[A run of records]
- - - -

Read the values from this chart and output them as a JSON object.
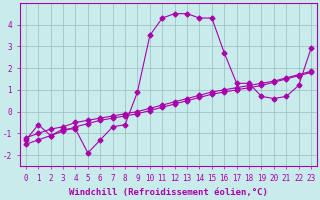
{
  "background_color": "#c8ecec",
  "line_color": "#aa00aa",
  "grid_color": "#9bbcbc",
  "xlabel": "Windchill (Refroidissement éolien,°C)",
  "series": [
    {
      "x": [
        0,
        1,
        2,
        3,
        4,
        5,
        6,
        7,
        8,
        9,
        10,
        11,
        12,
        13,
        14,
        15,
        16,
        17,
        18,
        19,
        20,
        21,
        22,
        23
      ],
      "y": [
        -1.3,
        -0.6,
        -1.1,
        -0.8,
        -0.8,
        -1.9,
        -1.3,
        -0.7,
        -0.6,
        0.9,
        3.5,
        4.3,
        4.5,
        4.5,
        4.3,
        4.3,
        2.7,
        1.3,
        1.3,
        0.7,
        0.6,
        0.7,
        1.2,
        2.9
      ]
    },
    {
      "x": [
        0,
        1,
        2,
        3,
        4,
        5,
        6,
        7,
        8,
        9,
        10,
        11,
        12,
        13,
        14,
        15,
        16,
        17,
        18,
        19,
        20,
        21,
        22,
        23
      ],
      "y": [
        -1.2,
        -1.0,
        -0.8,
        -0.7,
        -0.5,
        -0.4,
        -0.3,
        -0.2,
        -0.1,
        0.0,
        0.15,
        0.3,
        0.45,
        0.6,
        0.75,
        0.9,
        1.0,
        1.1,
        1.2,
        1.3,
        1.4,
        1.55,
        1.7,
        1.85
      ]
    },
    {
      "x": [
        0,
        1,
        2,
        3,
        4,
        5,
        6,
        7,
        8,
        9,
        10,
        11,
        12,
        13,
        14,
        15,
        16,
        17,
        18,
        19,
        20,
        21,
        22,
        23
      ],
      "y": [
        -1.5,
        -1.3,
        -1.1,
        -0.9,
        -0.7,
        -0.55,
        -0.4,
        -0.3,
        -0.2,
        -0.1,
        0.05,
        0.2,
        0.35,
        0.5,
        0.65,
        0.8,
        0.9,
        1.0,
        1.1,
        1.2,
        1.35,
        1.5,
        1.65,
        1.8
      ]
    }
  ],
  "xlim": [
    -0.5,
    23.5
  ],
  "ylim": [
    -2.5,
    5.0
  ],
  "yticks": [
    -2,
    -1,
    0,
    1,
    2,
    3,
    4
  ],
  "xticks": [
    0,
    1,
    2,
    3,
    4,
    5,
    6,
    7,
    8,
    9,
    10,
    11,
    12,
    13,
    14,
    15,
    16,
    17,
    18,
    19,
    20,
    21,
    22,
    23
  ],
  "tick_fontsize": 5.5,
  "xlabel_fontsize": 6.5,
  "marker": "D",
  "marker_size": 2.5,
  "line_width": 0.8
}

- - - -

Do this:
Leave the pictures out and print the records above exactly as they stand.

Answer to this problem:
Read the values from this chart and output them as a JSON object.
{
  "background_color": "#c8ecec",
  "line_color": "#aa00aa",
  "grid_color": "#9bbcbc",
  "xlabel": "Windchill (Refroidissement éolien,°C)",
  "series": [
    {
      "x": [
        0,
        1,
        2,
        3,
        4,
        5,
        6,
        7,
        8,
        9,
        10,
        11,
        12,
        13,
        14,
        15,
        16,
        17,
        18,
        19,
        20,
        21,
        22,
        23
      ],
      "y": [
        -1.3,
        -0.6,
        -1.1,
        -0.8,
        -0.8,
        -1.9,
        -1.3,
        -0.7,
        -0.6,
        0.9,
        3.5,
        4.3,
        4.5,
        4.5,
        4.3,
        4.3,
        2.7,
        1.3,
        1.3,
        0.7,
        0.6,
        0.7,
        1.2,
        2.9
      ]
    },
    {
      "x": [
        0,
        1,
        2,
        3,
        4,
        5,
        6,
        7,
        8,
        9,
        10,
        11,
        12,
        13,
        14,
        15,
        16,
        17,
        18,
        19,
        20,
        21,
        22,
        23
      ],
      "y": [
        -1.2,
        -1.0,
        -0.8,
        -0.7,
        -0.5,
        -0.4,
        -0.3,
        -0.2,
        -0.1,
        0.0,
        0.15,
        0.3,
        0.45,
        0.6,
        0.75,
        0.9,
        1.0,
        1.1,
        1.2,
        1.3,
        1.4,
        1.55,
        1.7,
        1.85
      ]
    },
    {
      "x": [
        0,
        1,
        2,
        3,
        4,
        5,
        6,
        7,
        8,
        9,
        10,
        11,
        12,
        13,
        14,
        15,
        16,
        17,
        18,
        19,
        20,
        21,
        22,
        23
      ],
      "y": [
        -1.5,
        -1.3,
        -1.1,
        -0.9,
        -0.7,
        -0.55,
        -0.4,
        -0.3,
        -0.2,
        -0.1,
        0.05,
        0.2,
        0.35,
        0.5,
        0.65,
        0.8,
        0.9,
        1.0,
        1.1,
        1.2,
        1.35,
        1.5,
        1.65,
        1.8
      ]
    }
  ],
  "xlim": [
    -0.5,
    23.5
  ],
  "ylim": [
    -2.5,
    5.0
  ],
  "yticks": [
    -2,
    -1,
    0,
    1,
    2,
    3,
    4
  ],
  "xticks": [
    0,
    1,
    2,
    3,
    4,
    5,
    6,
    7,
    8,
    9,
    10,
    11,
    12,
    13,
    14,
    15,
    16,
    17,
    18,
    19,
    20,
    21,
    22,
    23
  ],
  "tick_fontsize": 5.5,
  "xlabel_fontsize": 6.5,
  "marker": "D",
  "marker_size": 2.5,
  "line_width": 0.8
}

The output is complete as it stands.